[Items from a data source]
↓

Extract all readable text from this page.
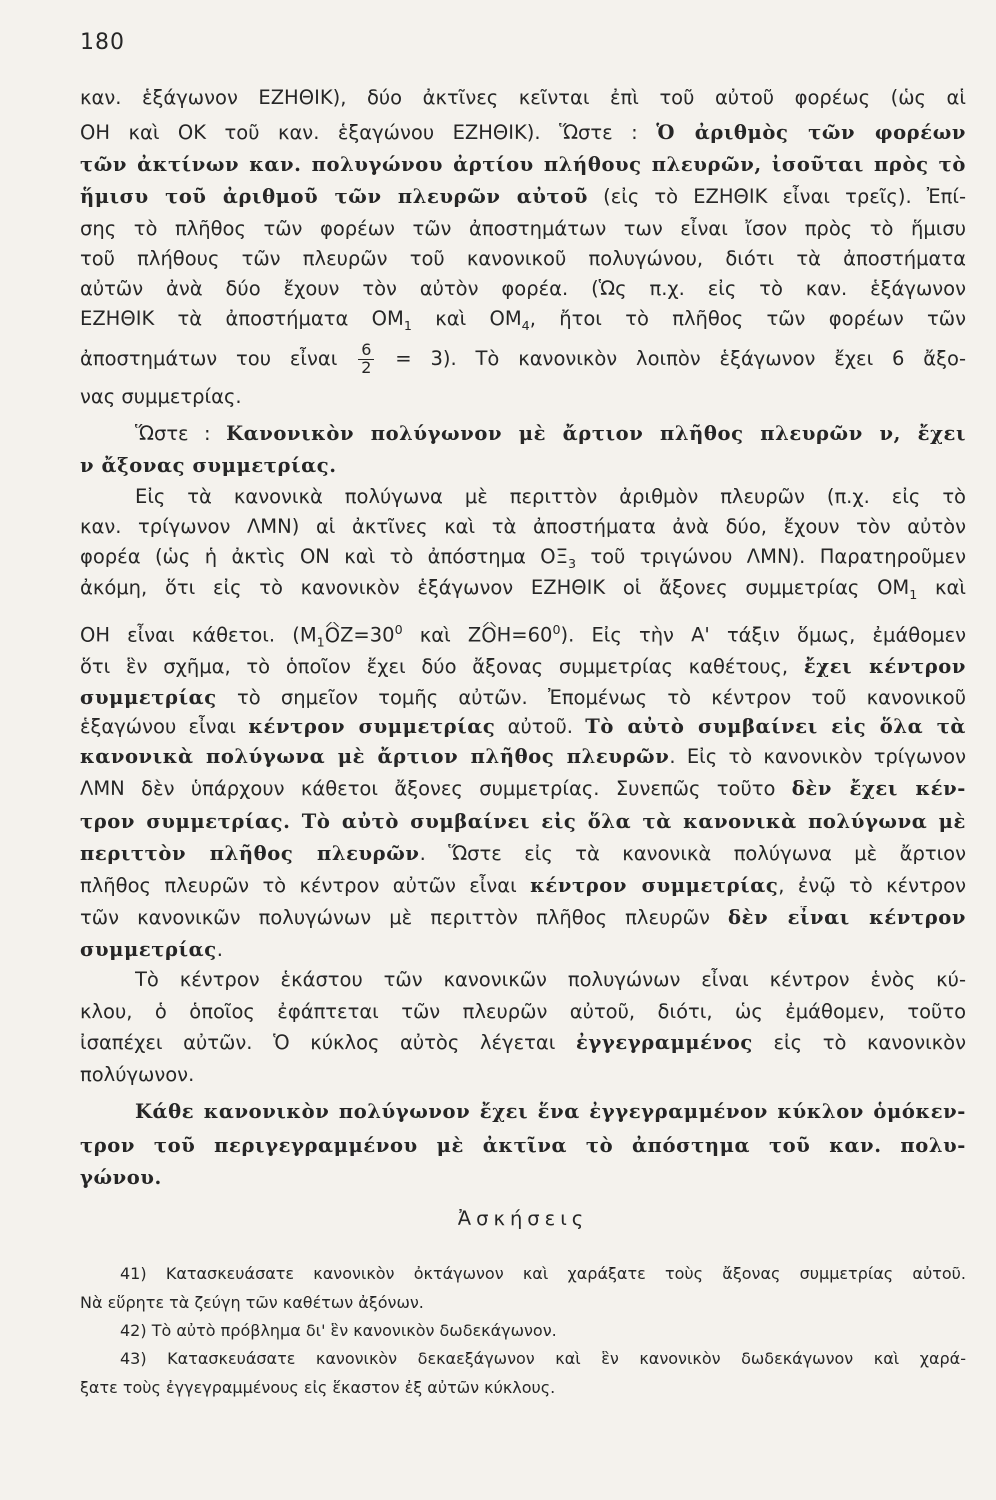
180
καν. ἑξάγωνον ΕΖΗΘΙΚ), δύο ἀκτῖνες κεῖνται ἐπὶ τοῦ αὐτοῦ φορέως (ὡς αἱ
ΟΗ καὶ ΟΚ τοῦ καν. ἑξαγώνου ΕΖΗΘΙΚ). Ὥστε : Ὁ ἀριθμὸς τῶν φορέων
τῶν ἀκτίνων καν. πολυγώνου ἀρτίου πλήθους πλευρῶν, ἰσοῦται πρὸς τὸ
ἥμισυ τοῦ ἀριθμοῦ τῶν πλευρῶν αὐτοῦ (εἰς τὸ ΕΖΗΘΙΚ εἶναι τρεῖς). Ἐπί-
σης τὸ πλῆθος τῶν φορέων τῶν ἀποστημάτων των εἶναι ἴσον πρὸς τὸ ἥμισυ
τοῦ πλήθους τῶν πλευρῶν τοῦ κανονικοῦ πολυγώνου, διότι τὰ ἀποστήματα
αὐτῶν ἀνὰ δύο ἔχουν τὸν αὐτὸν φορέα. (Ὡς π.χ. εἰς τὸ καν. ἑξάγωνον
ΕΖΗΘΙΚ τὰ ἀποστήματα $OM_1$ καὶ $OM_4$, ἤτοι τὸ πλῆθος τῶν φορέων τῶν
ἀποστημάτων του εἶναι $\frac{6}{2} = 3$). Τὸ κανονικὸν λοιπὸν ἑξάγωνον ἔχει 6 ἄξο-
νας συμμετρίας.
Ὥστε : Κανονικὸν πολύγωνον μὲ ἄρτιον πλῆθος πλευρῶν ν, ἔχει
ν ἄξονας συμμετρίας.
Εἰς τὰ κανονικὰ πολύγωνα μὲ περιττὸν ἀριθμὸν πλευρῶν (π.χ. εἰς τὸ
καν. τρίγωνον ΛΜΝ) αἱ ἀκτῖνες καὶ τὰ ἀποστήματα ἀνὰ δύο, ἔχουν τὸν αὐτὸν
φορέα (ὡς ἡ ἀκτὶς ΟΝ καὶ τὸ ἀπόστημα $O\Xi_3$ τοῦ τριγώνου ΛΜΝ). Παρατηροῦμεν
ἀκόμη, ὅτι εἰς τὸ κανονικὸν ἑξάγωνον ΕΖΗΘΙΚ οἱ ἄξονες συμμετρίας $OM_1$ καὶ
ΟΗ εἶναι κάθετοι. ($M_1OZ=30^0$ καὶ $ZOH=60^0$). Εἰς τὴν Α' τάξιν ὅμως, ἐμάθομεν
ὅτι ἓν σχῆμα, τὸ ὁποῖον ἔχει δύο ἄξονας συμμετρίας καθέτους, ἔχει κέντρον
συμμετρίας τὸ σημεῖον τομῆς αὐτῶν. Ἐπομένως τὸ κέντρον τοῦ κανονικοῦ
ἑξαγώνου εἶναι κέντρον συμμετρίας αὐτοῦ. Τὸ αὐτὸ συμβαίνει εἰς ὅλα τὰ
κανονικὰ πολύγωνα μὲ ἄρτιον πλῆθος πλευρῶν. Εἰς τὸ κανονικὸν τρίγωνον
ΛΜΝ δὲν ὑπάρχουν κάθετοι ἄξονες συμμετρίας. Συνεπῶς τοῦτο δὲν ἔχει κέν-
τρον συμμετρίας. Τὸ αὐτὸ συμβαίνει εἰς ὅλα τὰ κανονικὰ πολύγωνα μὲ
περιττὸν πλῆθος πλευρῶν. Ὥστε εἰς τὰ κανονικὰ πολύγωνα μὲ ἄρτιον
πλῆθος πλευρῶν τὸ κέντρον αὐτῶν εἶναι κέντρον συμμετρίας, ἐνῷ τὸ κέντρον
τῶν κανονικῶν πολυγώνων μὲ περιττὸν πλῆθος πλευρῶν δὲν εἶναι κέντρον
συμμετρίας.
Τὸ κέντρον ἑκάστου τῶν κανονικῶν πολυγώνων εἶναι κέντρον ἑνὸς κύ-
κλου, ὁ ὁποῖος ἐφάπτεται τῶν πλευρῶν αὐτοῦ, διότι, ὡς ἐμάθομεν, τοῦτο
ἰσαπέχει αὐτῶν. Ὁ κύκλος αὐτὸς λέγεται ἐγγεγραμμένος εἰς τὸ κανονικὸν
πολύγωνον.
Κάθε κανονικὸν πολύγωνον ἔχει ἕνα ἐγγεγραμμένον κύκλον ὁμόκεν-
τρον τοῦ περιγεγραμμένου μὲ ἀκτῖνα τὸ ἀπόστημα τοῦ καν. πολυ-
γώνου.
Ἀσκήσεις
41) Κατασκευάσατε κανονικὸν ὀκτάγωνον καὶ χαράξατε τοὺς ἄξονας συμμετρίας αὐτοῦ.
Νὰ εὕρητε τὰ ζεύγη τῶν καθέτων ἀξόνων.
42) Τὸ αὐτὸ πρόβλημα δι' ἓν κανονικὸν δωδεκάγωνον.
43) Κατασκευάσατε κανονικὸν δεκαεξάγωνον καὶ ἓν κανονικὸν δωδεκάγωνον καὶ χαρά-
ξατε τοὺς ἐγγεγραμμένους εἰς ἕκαστον ἐξ αὐτῶν κύκλους.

↑

* WRITTEN INSTRUCTION: Return every line of the preceding records in which the word "πλήθους" appears.

* RESPONSE:
τῶν ἀκτίνων καν. πολυγώνου ἀρτίου πλήθους πλευρῶν, ἰσοῦται πρὸς τὸ
τοῦ πλήθους τῶν πλευρῶν τοῦ κανονικοῦ πολυγώνου, διότι τὰ ἀποστήματα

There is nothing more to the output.